-- BEGIN --

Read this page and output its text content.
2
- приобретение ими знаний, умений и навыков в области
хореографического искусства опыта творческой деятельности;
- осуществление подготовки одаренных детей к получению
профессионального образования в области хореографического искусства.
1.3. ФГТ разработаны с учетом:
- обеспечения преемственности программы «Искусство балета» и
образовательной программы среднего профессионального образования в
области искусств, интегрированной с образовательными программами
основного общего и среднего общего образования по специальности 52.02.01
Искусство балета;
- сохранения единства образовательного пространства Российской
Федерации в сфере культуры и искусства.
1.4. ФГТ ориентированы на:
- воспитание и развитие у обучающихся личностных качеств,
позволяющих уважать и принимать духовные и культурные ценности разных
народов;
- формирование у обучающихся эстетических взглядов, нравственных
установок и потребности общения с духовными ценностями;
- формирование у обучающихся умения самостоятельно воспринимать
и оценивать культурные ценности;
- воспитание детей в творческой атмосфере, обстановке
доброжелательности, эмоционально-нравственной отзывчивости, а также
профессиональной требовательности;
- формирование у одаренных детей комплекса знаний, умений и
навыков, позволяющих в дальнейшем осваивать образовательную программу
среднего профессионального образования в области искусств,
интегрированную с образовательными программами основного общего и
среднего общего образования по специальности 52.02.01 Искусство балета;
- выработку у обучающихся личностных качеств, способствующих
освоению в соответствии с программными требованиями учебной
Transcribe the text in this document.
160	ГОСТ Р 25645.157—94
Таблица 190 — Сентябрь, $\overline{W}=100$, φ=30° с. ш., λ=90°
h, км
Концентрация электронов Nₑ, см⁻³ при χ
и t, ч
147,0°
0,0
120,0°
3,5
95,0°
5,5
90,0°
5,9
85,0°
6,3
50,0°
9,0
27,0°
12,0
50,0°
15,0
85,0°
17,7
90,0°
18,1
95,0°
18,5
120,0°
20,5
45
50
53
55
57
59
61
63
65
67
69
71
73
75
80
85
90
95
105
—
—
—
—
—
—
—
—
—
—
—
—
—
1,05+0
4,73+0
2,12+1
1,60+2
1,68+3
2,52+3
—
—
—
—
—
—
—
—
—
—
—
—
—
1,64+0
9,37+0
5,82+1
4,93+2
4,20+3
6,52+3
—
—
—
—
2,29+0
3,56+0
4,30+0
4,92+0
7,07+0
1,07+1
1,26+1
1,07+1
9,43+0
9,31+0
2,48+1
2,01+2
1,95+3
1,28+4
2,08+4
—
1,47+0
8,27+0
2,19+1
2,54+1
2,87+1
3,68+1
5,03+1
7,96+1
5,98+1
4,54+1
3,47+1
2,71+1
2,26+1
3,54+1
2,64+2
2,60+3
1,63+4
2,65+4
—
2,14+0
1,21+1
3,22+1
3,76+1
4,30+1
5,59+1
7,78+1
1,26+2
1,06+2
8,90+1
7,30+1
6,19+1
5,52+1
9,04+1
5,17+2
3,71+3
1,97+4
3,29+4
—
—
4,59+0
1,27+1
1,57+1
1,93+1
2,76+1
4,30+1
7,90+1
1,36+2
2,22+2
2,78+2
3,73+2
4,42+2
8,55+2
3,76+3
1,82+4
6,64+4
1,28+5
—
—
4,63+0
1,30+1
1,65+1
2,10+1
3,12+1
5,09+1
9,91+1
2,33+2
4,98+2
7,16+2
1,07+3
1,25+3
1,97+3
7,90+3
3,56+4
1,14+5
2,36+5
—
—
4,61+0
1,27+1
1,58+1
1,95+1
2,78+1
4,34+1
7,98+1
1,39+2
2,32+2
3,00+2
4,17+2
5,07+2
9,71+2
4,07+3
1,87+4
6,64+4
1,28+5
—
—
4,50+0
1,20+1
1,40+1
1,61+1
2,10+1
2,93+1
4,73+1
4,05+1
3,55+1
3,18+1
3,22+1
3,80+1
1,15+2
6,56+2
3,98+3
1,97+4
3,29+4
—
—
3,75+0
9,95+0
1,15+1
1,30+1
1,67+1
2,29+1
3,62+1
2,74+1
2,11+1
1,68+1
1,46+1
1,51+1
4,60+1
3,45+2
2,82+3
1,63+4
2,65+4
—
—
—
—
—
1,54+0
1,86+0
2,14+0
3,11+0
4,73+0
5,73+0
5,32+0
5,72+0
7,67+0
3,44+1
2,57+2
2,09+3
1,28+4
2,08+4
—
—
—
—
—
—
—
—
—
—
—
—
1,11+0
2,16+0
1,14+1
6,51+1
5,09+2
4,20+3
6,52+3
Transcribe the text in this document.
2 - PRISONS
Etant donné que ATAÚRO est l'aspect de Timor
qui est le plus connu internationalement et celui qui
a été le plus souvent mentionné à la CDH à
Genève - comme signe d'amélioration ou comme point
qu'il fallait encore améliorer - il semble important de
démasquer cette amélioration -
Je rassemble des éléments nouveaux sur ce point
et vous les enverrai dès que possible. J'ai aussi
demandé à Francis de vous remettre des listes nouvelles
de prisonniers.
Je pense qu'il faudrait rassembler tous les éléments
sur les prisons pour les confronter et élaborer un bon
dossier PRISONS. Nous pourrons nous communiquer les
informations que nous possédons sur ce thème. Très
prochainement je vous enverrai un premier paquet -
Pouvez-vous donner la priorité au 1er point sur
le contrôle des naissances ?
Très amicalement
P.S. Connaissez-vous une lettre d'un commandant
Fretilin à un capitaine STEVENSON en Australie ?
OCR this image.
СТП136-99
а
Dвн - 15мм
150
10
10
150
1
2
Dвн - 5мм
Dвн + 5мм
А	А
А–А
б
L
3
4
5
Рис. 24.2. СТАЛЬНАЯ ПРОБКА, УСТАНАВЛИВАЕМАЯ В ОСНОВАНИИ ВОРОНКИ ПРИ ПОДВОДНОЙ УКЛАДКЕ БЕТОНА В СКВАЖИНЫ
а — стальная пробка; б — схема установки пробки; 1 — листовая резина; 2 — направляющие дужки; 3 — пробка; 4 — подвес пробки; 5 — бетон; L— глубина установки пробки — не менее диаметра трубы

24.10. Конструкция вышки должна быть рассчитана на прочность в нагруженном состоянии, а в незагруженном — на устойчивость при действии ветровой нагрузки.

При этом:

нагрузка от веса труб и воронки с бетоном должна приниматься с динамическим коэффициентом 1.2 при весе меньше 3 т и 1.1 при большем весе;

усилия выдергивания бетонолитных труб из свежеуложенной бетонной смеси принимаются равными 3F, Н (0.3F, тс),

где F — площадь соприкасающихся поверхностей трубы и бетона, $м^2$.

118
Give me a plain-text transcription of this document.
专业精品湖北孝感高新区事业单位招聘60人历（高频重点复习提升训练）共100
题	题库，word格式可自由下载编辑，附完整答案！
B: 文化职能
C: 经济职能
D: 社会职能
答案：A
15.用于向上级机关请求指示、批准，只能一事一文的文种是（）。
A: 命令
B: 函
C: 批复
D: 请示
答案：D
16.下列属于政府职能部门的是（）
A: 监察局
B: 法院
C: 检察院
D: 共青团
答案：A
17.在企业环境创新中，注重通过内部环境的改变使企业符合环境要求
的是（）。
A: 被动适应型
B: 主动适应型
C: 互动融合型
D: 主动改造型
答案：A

-- END --

#### [REQUIRED TASK]
Show, from the listing above, each line that contains the word "основного".

#### [COMPLETE OUTPUT]
основного общего и среднего общего образования по специальности 52.02.01
интегрированную с образовательными программами основного общего и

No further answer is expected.